**EXCERPT TO READ**

------------------------------------------------------------

As part of its new family-oriented website, NRA Family, the organization reimagined popular fairy tales by arming the main characters with guns. The stories, which the NRA posted on its site and in the site’s newsletter, feature illustrations and stories by Amelia Hamilton, a conservative blogger and author.

The first, published on March 17, is called Hansel and Gretel (Have Guns), a new spin on the classic Brothers Grimm story. Instead of being nearly eaten by the witch, the brother and sister duo rescue another boy with guns loaded. They then to return to their village and tell their parents, who storm back guns-a-blazing to capture the witch.

Another story published Friday is a take on Little Red Riding Hood called—you guessed it—Little Red Riding Hood (Has a Gun). It follows a similar narrative, with both granny and Little Red packing heat and using their guns to scare the wolf so he can be tied up and carried away.

------------------------------------------------------------

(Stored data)
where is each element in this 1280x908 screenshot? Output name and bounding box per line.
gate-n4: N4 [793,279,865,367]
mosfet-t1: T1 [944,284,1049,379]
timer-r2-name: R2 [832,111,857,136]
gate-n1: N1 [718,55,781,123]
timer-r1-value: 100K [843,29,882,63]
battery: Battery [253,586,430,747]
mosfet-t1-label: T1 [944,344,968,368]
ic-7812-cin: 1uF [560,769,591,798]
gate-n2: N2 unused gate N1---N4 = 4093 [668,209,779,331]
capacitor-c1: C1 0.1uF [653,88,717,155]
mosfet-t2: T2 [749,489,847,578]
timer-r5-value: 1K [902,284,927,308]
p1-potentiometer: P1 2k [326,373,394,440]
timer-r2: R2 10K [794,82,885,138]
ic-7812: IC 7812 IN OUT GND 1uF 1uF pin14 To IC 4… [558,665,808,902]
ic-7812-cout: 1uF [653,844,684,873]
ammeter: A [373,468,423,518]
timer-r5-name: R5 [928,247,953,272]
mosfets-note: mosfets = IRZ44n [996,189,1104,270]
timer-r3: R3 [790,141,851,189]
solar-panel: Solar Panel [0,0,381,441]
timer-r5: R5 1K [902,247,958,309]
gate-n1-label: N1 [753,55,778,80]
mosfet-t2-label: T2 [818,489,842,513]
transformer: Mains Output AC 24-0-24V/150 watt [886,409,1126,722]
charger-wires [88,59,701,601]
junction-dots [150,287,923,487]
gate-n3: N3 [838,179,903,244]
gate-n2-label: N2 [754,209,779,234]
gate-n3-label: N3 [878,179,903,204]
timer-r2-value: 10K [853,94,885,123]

------------------------------------------------------------

**DIRECTIVES**
(1) In the passage on the NRA's gun-themed fairy tales, what is the title of the version of Little Red Riding Hood?
(2) Carry on the passage about the NRA's gun-themed fairy tales, picking up after its last sentence.

**TASK RESULTS**
(1) Little Red Riding Hood (Has a Gun)

(2)
“As they slowly began to feel calm, Red got her grandmother chicken soup and a cup of tea,” the NRA version of the tale reads. “They sat in companionable silence, happy in the security that comes with knowing they could defend themselves.”

Not everyone is thrilled with these reimagined tales. Dan Gross, president of the Brady Campaign to Prevent Gun Violence, called the series a “depraved marketing campaign” and called the stories “pathetic.”

“Make no mistake, this is a disgusting, morally depraved marketing campaign,” he said in a statement. “The NRA continues to stoop to new lows in the hopes of shoving guns into America’s youngest hands.”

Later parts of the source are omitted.